Records excerpted from a collection:
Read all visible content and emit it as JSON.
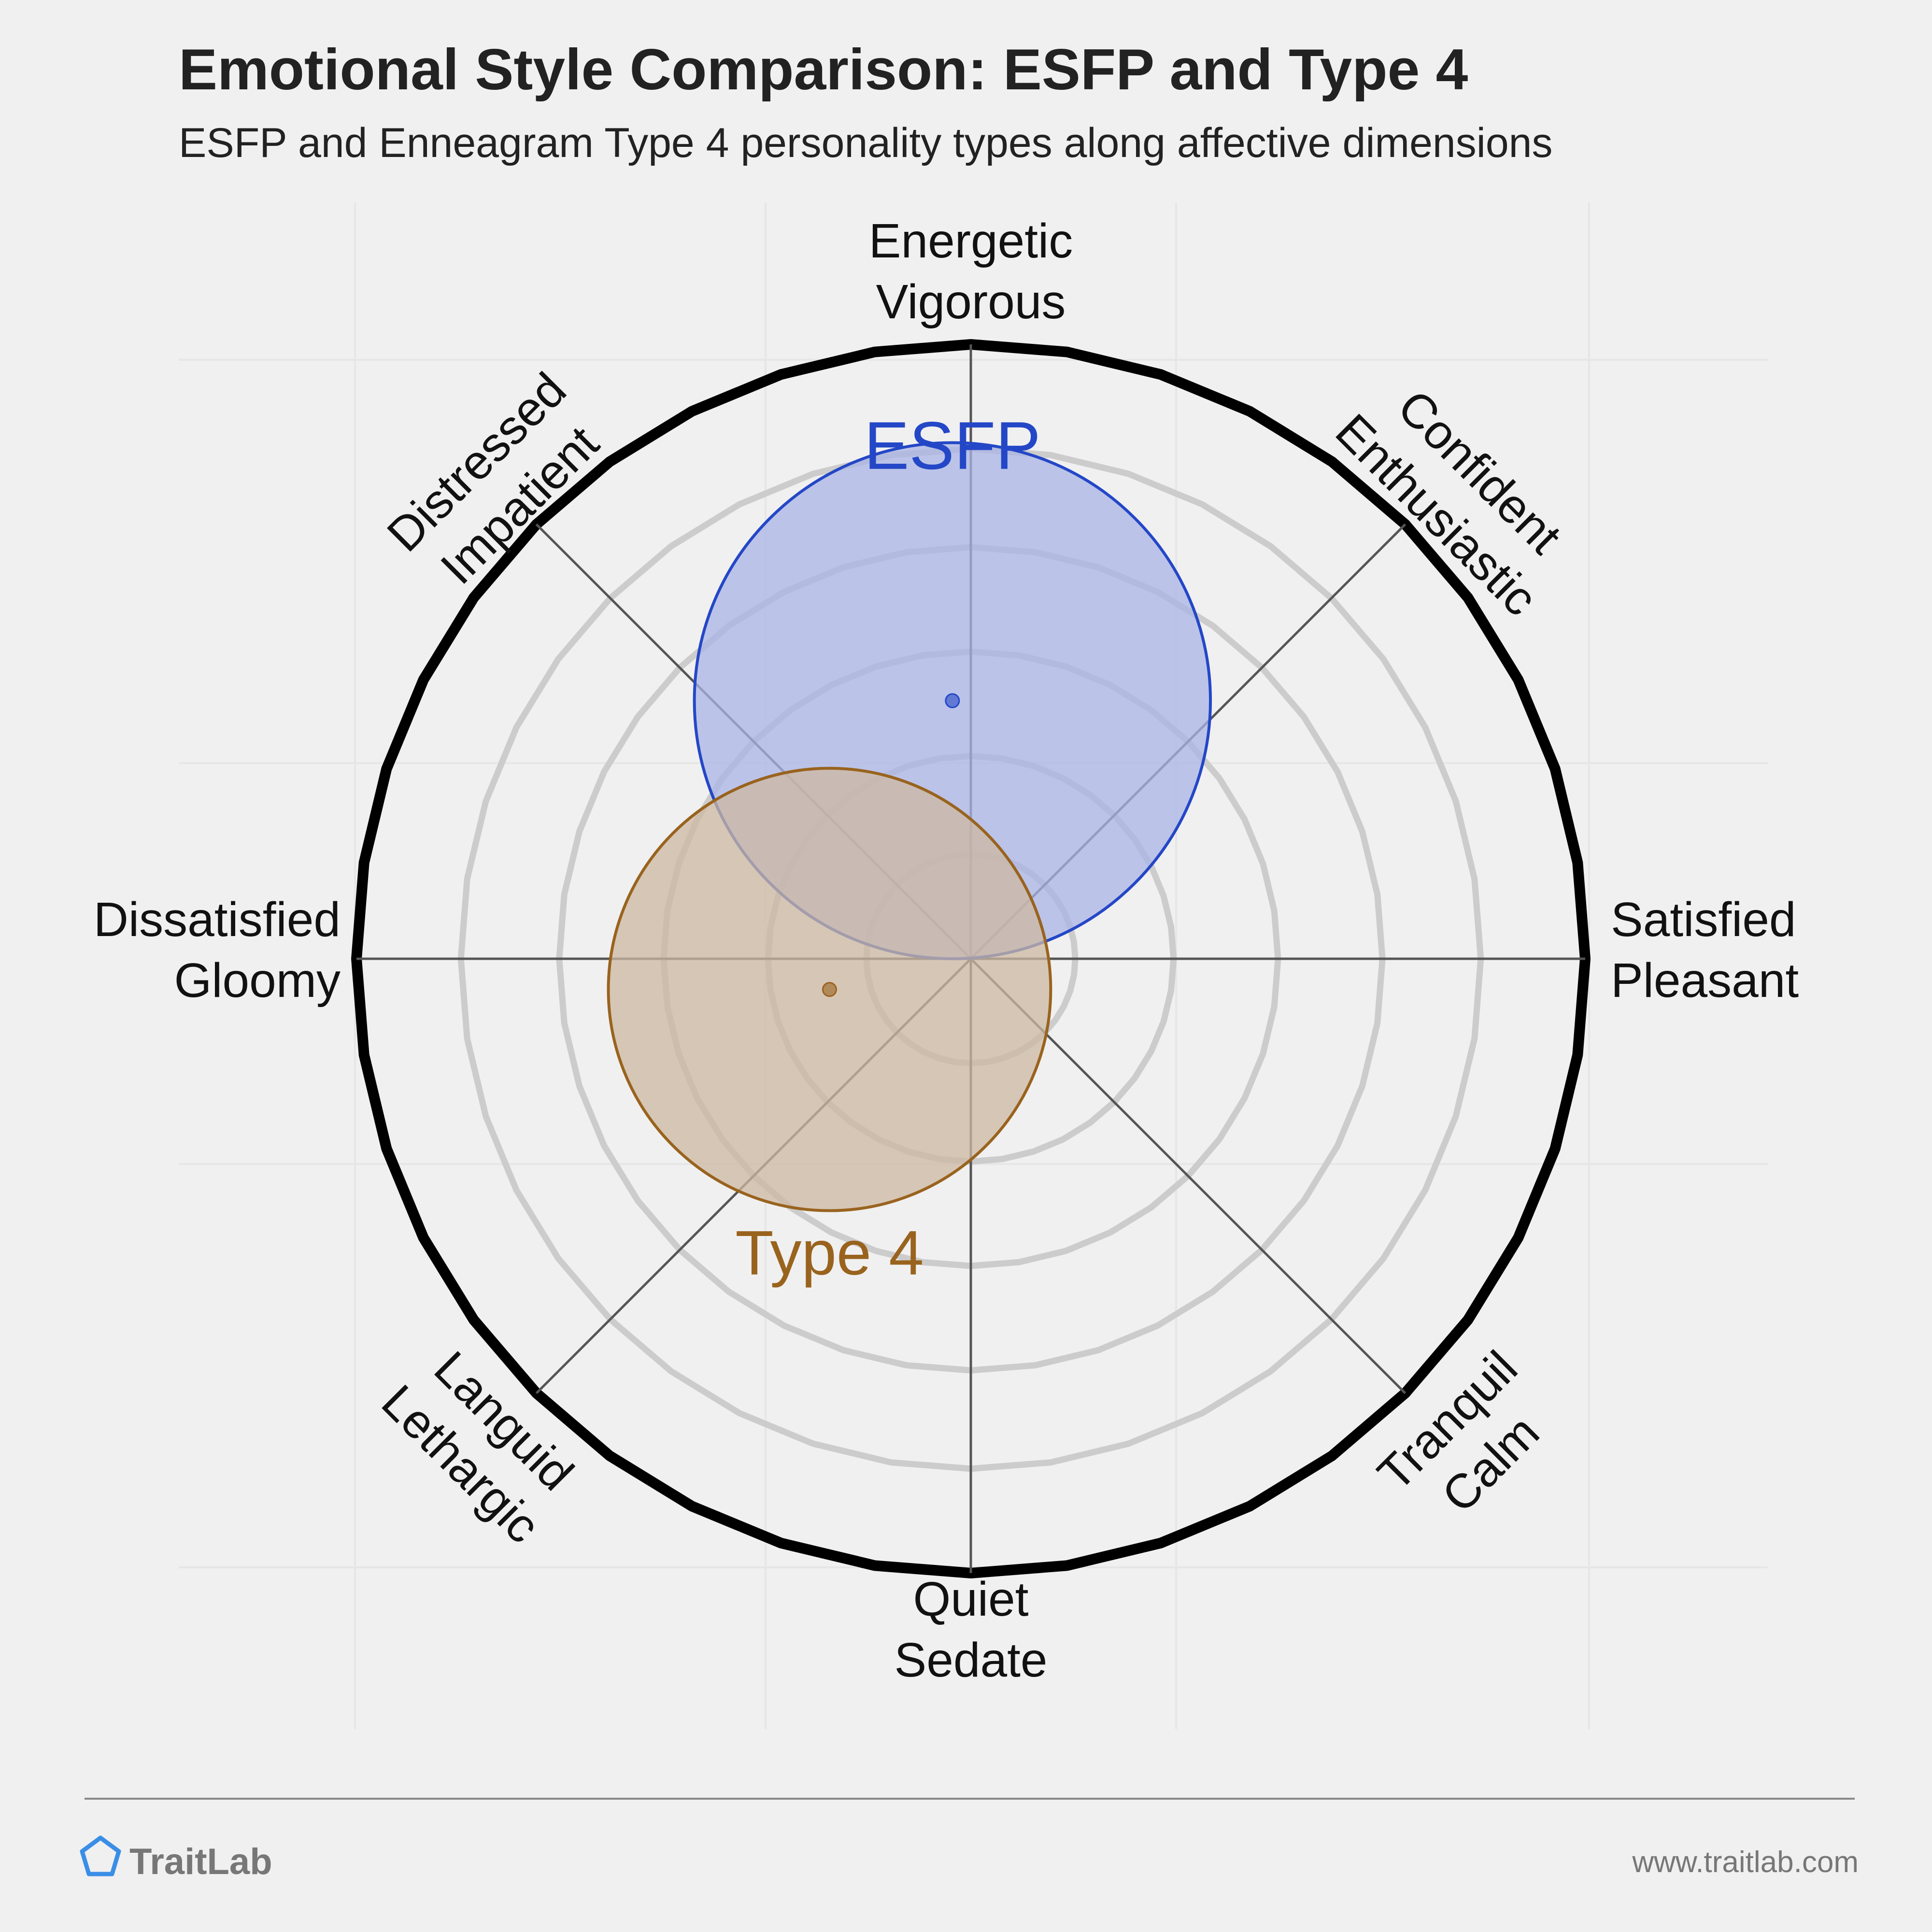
{
  "header": {
    "title": "Emotional Style Comparison: ESFP and Type 4",
    "subtitle": "ESFP and Enneagram Type 4 personality types along affective dimensions"
  },
  "chart_data": {
    "type": "scatter",
    "subtype": "circumplex",
    "axes": [
      {
        "key": "top",
        "angle_deg": 90,
        "lines": [
          "Energetic",
          "Vigorous"
        ]
      },
      {
        "key": "top-right",
        "angle_deg": 45,
        "lines": [
          "Confident",
          "Enthusiastic"
        ]
      },
      {
        "key": "right",
        "angle_deg": 0,
        "lines": [
          "Satisfied",
          "Pleasant"
        ]
      },
      {
        "key": "bottom-right",
        "angle_deg": -45,
        "lines": [
          "Tranquil",
          "Calm"
        ]
      },
      {
        "key": "bottom",
        "angle_deg": -90,
        "lines": [
          "Quiet",
          "Sedate"
        ]
      },
      {
        "key": "bottom-left",
        "angle_deg": -135,
        "lines": [
          "Languid",
          "Lethargic"
        ]
      },
      {
        "key": "left",
        "angle_deg": 180,
        "lines": [
          "Dissatisfied",
          "Gloomy"
        ]
      },
      {
        "key": "top-left",
        "angle_deg": 135,
        "lines": [
          "Distressed",
          "Impatient"
        ]
      }
    ],
    "x_range": [
      -1,
      1
    ],
    "y_range": [
      -1,
      1
    ],
    "rings": [
      0.17,
      0.33,
      0.5,
      0.67,
      0.83
    ],
    "grid": true,
    "series": [
      {
        "name": "ESFP",
        "x": -0.03,
        "y": 0.42,
        "spread": 0.42,
        "color": "#2447c7",
        "fill": "#aab4e6"
      },
      {
        "name": "Type 4",
        "x": -0.23,
        "y": -0.05,
        "spread": 0.36,
        "color": "#99631e",
        "fill": "#cdb8a1"
      }
    ]
  },
  "footer": {
    "brand": "TraitLab",
    "url": "www.traitlab.com"
  },
  "colors": {
    "background": "#f0f0f0",
    "ring": "#cccccc",
    "outer_ring": "#000000",
    "axis_line": "#555555",
    "brand_icon": "#3a8ee6",
    "brand_text": "#777777",
    "url_text": "#777777"
  }
}
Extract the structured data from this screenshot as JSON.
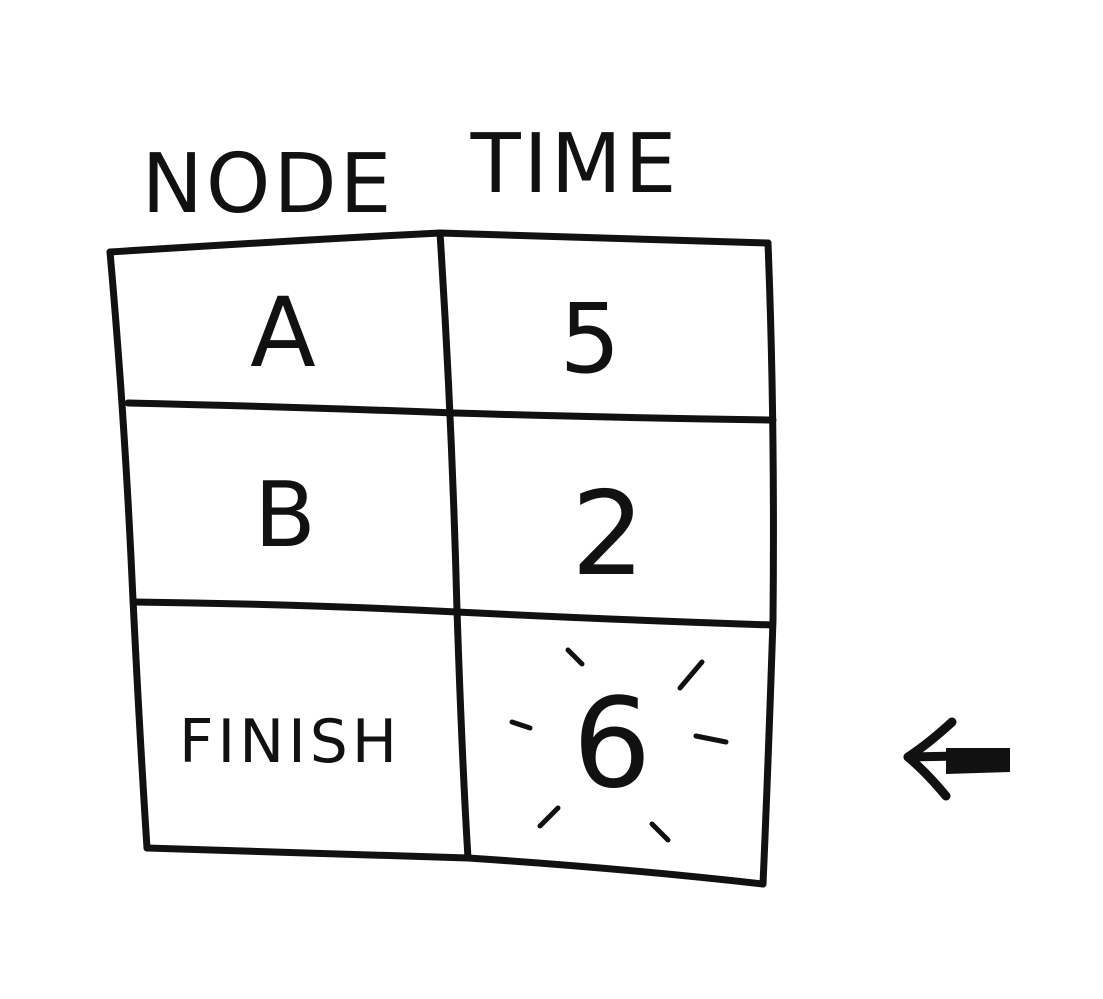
{
  "header": {
    "node_label": "NODE",
    "time_label": "TIME"
  },
  "table": {
    "rows": [
      {
        "node": "A",
        "time": "5"
      },
      {
        "node": "B",
        "time": "2"
      },
      {
        "node": "FINISH",
        "time": "6"
      }
    ]
  },
  "highlight": {
    "row": "FINISH",
    "marker_icon": "left-arrow-icon",
    "emphasis_icon": "sparkle-burst-icon"
  }
}
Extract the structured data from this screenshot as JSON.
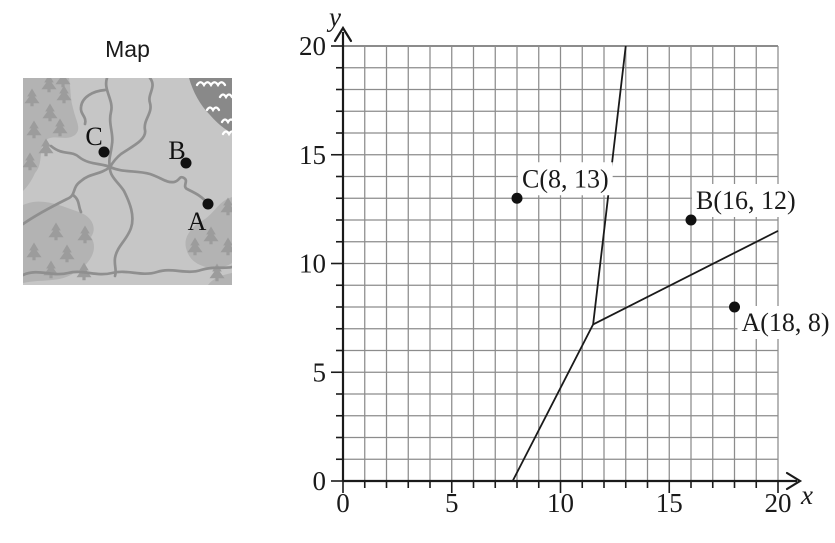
{
  "map_figure": {
    "title": "Map",
    "points": [
      {
        "label": "C"
      },
      {
        "label": "B"
      },
      {
        "label": "A"
      }
    ],
    "colors": {
      "land": "#c6c6c6",
      "forest": "#b3b3b3",
      "trees": "#9c9c9c",
      "water": "#898989",
      "river": "#8f8f8f",
      "wave": "#ffffff",
      "marker": "#111111"
    }
  },
  "chart_data": {
    "type": "scatter",
    "title": "",
    "xlabel": "x",
    "ylabel": "y",
    "xlim": [
      0,
      20
    ],
    "ylim": [
      0,
      20
    ],
    "major_ticks": [
      0,
      5,
      10,
      15,
      20
    ],
    "minor_tick_step": 1,
    "grid": true,
    "legend": "none",
    "points": [
      {
        "name": "C",
        "x": 8,
        "y": 13,
        "label": "C(8, 13)",
        "label_side": "above-right"
      },
      {
        "name": "B",
        "x": 16,
        "y": 12,
        "label": "B(16, 12)",
        "label_side": "above-right"
      },
      {
        "name": "A",
        "x": 18,
        "y": 8,
        "label": "A(18, 8)",
        "label_side": "below-right"
      }
    ],
    "lines": [
      {
        "name": "steep-line",
        "points": [
          [
            7.8,
            0
          ],
          [
            11.5,
            7.2
          ],
          [
            13,
            20
          ]
        ]
      },
      {
        "name": "branch-line",
        "points": [
          [
            11.5,
            7.2
          ],
          [
            20,
            11.5
          ]
        ]
      }
    ],
    "colors": {
      "grid": "#8c8c8c",
      "axis": "#1a1a1a",
      "line": "#1a1a1a",
      "point": "#111111",
      "label_bg": "#ffffff"
    }
  }
}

__DESCRIPTION OF THE TASK__
Leaving the pictures aside, transcribe the entire listing exactly.

__ANSWER__
Read all visible content and emit it as JSON.
{
  "header": {
    "title": "Emotional Style Comparison: ESFP and Type 4",
    "subtitle": "ESFP and Enneagram Type 4 personality types along affective dimensions"
  },
  "chart_data": {
    "type": "scatter",
    "subtype": "circumplex",
    "axes": [
      {
        "key": "top",
        "angle_deg": 90,
        "lines": [
          "Energetic",
          "Vigorous"
        ]
      },
      {
        "key": "top-right",
        "angle_deg": 45,
        "lines": [
          "Confident",
          "Enthusiastic"
        ]
      },
      {
        "key": "right",
        "angle_deg": 0,
        "lines": [
          "Satisfied",
          "Pleasant"
        ]
      },
      {
        "key": "bottom-right",
        "angle_deg": -45,
        "lines": [
          "Tranquil",
          "Calm"
        ]
      },
      {
        "key": "bottom",
        "angle_deg": -90,
        "lines": [
          "Quiet",
          "Sedate"
        ]
      },
      {
        "key": "bottom-left",
        "angle_deg": -135,
        "lines": [
          "Languid",
          "Lethargic"
        ]
      },
      {
        "key": "left",
        "angle_deg": 180,
        "lines": [
          "Dissatisfied",
          "Gloomy"
        ]
      },
      {
        "key": "top-left",
        "angle_deg": 135,
        "lines": [
          "Distressed",
          "Impatient"
        ]
      }
    ],
    "x_range": [
      -1,
      1
    ],
    "y_range": [
      -1,
      1
    ],
    "rings": [
      0.17,
      0.33,
      0.5,
      0.67,
      0.83
    ],
    "grid": true,
    "series": [
      {
        "name": "ESFP",
        "x": -0.03,
        "y": 0.42,
        "spread": 0.42,
        "color": "#2447c7",
        "fill": "#aab4e6"
      },
      {
        "name": "Type 4",
        "x": -0.23,
        "y": -0.05,
        "spread": 0.36,
        "color": "#99631e",
        "fill": "#cdb8a1"
      }
    ]
  },
  "footer": {
    "brand": "TraitLab",
    "url": "www.traitlab.com"
  },
  "colors": {
    "background": "#f0f0f0",
    "ring": "#cccccc",
    "outer_ring": "#000000",
    "axis_line": "#555555",
    "brand_icon": "#3a8ee6",
    "brand_text": "#777777",
    "url_text": "#777777"
  }
}
Extract the structured data from this screenshot as JSON.
{
  "header": {
    "node_label": "NODE",
    "time_label": "TIME"
  },
  "table": {
    "rows": [
      {
        "node": "A",
        "time": "5"
      },
      {
        "node": "B",
        "time": "2"
      },
      {
        "node": "FINISH",
        "time": "6"
      }
    ]
  },
  "highlight": {
    "row": "FINISH",
    "marker_icon": "left-arrow-icon",
    "emphasis_icon": "sparkle-burst-icon"
  }
}
Extract the structured data from this screenshot as JSON.
{
  "map_figure": {
    "title": "Map",
    "points": [
      {
        "label": "C"
      },
      {
        "label": "B"
      },
      {
        "label": "A"
      }
    ],
    "colors": {
      "land": "#c6c6c6",
      "forest": "#b3b3b3",
      "trees": "#9c9c9c",
      "water": "#898989",
      "river": "#8f8f8f",
      "wave": "#ffffff",
      "marker": "#111111"
    }
  },
  "chart_data": {
    "type": "scatter",
    "title": "",
    "xlabel": "x",
    "ylabel": "y",
    "xlim": [
      0,
      20
    ],
    "ylim": [
      0,
      20
    ],
    "major_ticks": [
      0,
      5,
      10,
      15,
      20
    ],
    "minor_tick_step": 1,
    "grid": true,
    "legend": "none",
    "points": [
      {
        "name": "C",
        "x": 8,
        "y": 13,
        "label": "C(8, 13)",
        "label_side": "above-right"
      },
      {
        "name": "B",
        "x": 16,
        "y": 12,
        "label": "B(16, 12)",
        "label_side": "above-right"
      },
      {
        "name": "A",
        "x": 18,
        "y": 8,
        "label": "A(18, 8)",
        "label_side": "below-right"
      }
    ],
    "lines": [
      {
        "name": "steep-line",
        "points": [
          [
            7.8,
            0
          ],
          [
            11.5,
            7.2
          ],
          [
            13,
            20
          ]
        ]
      },
      {
        "name": "branch-line",
        "points": [
          [
            11.5,
            7.2
          ],
          [
            20,
            11.5
          ]
        ]
      }
    ],
    "colors": {
      "grid": "#8c8c8c",
      "axis": "#1a1a1a",
      "line": "#1a1a1a",
      "point": "#111111",
      "label_bg": "#ffffff"
    }
  }
}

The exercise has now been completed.